**TASK TO CARRY OUT:**
Below are records; count the lines in them that hold "個人のアカウント等で採用業務にAIを利用する際" and give only the count.

**STORED RECORDS:**
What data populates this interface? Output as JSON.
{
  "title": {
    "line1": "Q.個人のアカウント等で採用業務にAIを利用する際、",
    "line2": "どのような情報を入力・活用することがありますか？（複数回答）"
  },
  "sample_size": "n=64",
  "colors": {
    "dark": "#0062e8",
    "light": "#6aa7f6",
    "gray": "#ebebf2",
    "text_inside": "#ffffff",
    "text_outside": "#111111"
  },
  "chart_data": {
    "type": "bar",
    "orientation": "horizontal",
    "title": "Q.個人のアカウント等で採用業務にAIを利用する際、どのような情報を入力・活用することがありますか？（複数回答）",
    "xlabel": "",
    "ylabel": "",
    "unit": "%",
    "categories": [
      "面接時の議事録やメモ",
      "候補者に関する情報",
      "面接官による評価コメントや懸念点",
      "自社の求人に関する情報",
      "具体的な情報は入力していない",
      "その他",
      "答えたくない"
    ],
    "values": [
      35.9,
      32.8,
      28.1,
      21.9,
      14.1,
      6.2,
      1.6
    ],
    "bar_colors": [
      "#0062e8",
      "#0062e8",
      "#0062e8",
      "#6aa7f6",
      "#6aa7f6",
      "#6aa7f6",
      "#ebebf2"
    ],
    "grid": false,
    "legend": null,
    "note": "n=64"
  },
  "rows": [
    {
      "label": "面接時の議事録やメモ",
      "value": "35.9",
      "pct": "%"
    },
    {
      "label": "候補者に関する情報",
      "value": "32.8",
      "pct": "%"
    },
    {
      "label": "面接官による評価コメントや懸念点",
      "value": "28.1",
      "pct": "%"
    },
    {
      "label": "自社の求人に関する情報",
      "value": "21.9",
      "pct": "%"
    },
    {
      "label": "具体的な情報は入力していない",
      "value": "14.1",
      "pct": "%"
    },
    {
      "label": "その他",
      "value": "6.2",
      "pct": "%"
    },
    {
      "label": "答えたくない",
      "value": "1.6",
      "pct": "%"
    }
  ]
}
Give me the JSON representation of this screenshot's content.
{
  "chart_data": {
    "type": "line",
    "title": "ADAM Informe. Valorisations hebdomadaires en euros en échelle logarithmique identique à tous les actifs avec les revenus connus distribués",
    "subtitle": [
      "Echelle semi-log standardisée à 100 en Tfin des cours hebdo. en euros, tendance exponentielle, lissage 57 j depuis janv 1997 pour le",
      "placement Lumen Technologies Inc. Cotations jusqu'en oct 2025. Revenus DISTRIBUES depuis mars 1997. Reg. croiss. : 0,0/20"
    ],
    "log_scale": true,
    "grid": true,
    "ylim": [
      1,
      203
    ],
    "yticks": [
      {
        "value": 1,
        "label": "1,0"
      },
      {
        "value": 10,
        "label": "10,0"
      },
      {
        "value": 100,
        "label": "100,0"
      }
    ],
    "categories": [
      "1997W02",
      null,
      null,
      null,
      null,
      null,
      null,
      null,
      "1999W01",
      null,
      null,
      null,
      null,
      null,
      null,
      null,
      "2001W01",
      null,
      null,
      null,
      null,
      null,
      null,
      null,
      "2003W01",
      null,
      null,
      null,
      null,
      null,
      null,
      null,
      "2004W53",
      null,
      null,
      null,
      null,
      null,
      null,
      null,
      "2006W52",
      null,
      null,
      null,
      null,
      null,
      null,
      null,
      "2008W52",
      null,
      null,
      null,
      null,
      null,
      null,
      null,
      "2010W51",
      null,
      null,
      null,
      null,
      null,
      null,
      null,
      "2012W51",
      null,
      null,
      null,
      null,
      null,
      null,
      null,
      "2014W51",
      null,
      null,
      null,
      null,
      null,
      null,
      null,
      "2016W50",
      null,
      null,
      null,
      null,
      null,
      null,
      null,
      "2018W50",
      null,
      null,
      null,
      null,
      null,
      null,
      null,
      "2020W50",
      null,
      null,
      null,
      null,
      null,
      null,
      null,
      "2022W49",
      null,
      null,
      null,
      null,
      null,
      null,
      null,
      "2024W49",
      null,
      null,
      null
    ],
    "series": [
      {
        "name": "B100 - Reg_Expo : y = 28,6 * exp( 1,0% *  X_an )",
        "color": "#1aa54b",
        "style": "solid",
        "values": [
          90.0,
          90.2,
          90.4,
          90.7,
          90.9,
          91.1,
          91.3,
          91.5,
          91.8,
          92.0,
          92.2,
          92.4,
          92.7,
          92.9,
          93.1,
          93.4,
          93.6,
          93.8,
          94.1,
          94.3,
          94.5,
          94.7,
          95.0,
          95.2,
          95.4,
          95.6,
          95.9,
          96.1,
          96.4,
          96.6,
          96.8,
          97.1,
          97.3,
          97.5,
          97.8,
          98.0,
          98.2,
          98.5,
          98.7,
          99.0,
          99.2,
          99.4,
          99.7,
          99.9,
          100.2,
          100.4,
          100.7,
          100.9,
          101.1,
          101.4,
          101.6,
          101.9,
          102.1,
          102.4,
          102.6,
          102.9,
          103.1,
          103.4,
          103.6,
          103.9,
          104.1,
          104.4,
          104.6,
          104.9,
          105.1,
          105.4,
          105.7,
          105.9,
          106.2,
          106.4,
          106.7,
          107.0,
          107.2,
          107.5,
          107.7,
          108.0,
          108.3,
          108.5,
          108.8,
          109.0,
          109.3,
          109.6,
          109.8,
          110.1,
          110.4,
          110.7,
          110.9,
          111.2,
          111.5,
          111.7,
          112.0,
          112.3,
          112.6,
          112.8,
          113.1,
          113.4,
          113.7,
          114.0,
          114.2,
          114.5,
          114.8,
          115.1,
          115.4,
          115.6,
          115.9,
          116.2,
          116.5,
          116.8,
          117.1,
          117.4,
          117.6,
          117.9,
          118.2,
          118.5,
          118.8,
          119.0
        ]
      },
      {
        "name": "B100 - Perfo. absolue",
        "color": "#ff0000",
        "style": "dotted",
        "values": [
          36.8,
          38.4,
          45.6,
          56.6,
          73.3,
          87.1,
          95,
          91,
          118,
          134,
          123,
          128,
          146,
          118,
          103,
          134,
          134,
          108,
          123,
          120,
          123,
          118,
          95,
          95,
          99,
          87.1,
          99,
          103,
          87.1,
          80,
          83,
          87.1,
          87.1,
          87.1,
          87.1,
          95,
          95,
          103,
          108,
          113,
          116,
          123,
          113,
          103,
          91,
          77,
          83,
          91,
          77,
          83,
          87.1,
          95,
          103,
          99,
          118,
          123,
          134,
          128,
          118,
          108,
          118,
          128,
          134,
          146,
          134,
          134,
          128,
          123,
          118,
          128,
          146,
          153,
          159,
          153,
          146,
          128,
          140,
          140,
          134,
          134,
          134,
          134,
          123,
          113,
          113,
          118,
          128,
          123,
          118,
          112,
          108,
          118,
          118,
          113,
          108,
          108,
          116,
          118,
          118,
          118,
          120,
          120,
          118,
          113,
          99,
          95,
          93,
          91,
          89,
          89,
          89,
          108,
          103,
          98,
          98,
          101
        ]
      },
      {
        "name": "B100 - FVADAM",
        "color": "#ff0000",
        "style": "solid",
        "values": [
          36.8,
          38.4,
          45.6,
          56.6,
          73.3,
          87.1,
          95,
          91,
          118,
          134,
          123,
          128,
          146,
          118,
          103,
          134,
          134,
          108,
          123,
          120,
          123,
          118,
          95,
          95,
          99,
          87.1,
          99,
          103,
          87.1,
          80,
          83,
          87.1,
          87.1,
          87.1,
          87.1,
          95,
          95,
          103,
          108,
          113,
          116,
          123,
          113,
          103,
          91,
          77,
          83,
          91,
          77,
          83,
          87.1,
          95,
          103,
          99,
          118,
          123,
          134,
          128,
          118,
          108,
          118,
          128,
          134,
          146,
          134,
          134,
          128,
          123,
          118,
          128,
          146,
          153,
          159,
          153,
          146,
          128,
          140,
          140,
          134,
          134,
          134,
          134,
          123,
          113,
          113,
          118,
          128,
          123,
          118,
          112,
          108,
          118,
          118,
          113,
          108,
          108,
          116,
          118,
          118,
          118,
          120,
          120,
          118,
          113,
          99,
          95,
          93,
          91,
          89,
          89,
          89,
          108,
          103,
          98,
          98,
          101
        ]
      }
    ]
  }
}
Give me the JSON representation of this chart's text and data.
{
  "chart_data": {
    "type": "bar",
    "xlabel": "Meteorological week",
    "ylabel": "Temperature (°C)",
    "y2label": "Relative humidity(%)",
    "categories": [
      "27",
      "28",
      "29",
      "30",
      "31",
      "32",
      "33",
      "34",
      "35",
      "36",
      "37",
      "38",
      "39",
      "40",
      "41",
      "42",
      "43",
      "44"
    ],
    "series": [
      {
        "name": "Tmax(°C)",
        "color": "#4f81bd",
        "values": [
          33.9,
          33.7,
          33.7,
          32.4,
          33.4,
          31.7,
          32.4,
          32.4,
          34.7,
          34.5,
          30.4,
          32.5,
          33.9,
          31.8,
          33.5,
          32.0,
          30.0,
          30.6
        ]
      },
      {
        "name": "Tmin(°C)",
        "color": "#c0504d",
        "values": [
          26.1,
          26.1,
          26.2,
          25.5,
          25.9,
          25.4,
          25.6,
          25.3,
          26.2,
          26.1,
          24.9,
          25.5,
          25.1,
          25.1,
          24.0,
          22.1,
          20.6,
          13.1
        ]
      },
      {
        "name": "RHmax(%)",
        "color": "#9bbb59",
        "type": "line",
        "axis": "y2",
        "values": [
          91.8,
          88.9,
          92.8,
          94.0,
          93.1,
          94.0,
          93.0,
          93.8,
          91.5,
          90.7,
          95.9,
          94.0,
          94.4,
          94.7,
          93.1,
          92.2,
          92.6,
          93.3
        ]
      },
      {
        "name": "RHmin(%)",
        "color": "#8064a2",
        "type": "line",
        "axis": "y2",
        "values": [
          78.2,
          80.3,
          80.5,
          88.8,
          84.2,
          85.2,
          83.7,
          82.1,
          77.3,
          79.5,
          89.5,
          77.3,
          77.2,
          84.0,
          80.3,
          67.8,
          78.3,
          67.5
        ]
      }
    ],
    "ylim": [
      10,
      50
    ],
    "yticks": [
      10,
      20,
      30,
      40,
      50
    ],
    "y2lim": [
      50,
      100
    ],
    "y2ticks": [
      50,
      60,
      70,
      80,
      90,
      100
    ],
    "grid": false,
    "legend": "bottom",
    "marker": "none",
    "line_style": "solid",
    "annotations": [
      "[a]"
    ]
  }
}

**TASK RESPONSE:**
2